**Exercise inputs:**

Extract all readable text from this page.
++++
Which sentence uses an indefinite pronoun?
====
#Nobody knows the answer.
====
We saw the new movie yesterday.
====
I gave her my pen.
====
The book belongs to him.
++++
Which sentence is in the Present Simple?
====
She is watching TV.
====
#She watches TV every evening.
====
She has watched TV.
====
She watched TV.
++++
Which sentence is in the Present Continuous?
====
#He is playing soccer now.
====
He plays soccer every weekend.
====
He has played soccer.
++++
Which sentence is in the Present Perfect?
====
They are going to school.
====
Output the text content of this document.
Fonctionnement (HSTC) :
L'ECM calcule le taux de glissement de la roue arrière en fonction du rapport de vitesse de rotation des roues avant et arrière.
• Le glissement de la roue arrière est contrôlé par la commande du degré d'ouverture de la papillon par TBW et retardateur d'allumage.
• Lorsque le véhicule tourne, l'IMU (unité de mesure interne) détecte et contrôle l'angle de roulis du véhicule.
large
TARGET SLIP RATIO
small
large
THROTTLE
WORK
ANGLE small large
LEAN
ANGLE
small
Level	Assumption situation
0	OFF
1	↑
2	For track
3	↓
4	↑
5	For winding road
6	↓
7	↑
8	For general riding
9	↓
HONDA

**Stated goal:** Take the line that contains "Output the text content of this document." and each line after it down to the last of the records, and retype them exactly; add nothing else.

**Finished exercise:**
Output the text content of this document.
Fonctionnement (HSTC) :
L'ECM calcule le taux de glissement de la roue arrière en fonction du rapport de vitesse de rotation des roues avant et arrière.
• Le glissement de la roue arrière est contrôlé par la commande du degré d'ouverture de la papillon par TBW et retardateur d'allumage.
• Lorsque le véhicule tourne, l'IMU (unité de mesure interne) détecte et contrôle l'angle de roulis du véhicule.
large
TARGET SLIP RATIO
small
large
THROTTLE
WORK
ANGLE small large
LEAN
ANGLE
small
Level	Assumption situation
0	OFF
1	↑
2	For track
3	↓
4	↑
5	For winding road
6	↓
7	↑
8	For general riding
9	↓
HONDA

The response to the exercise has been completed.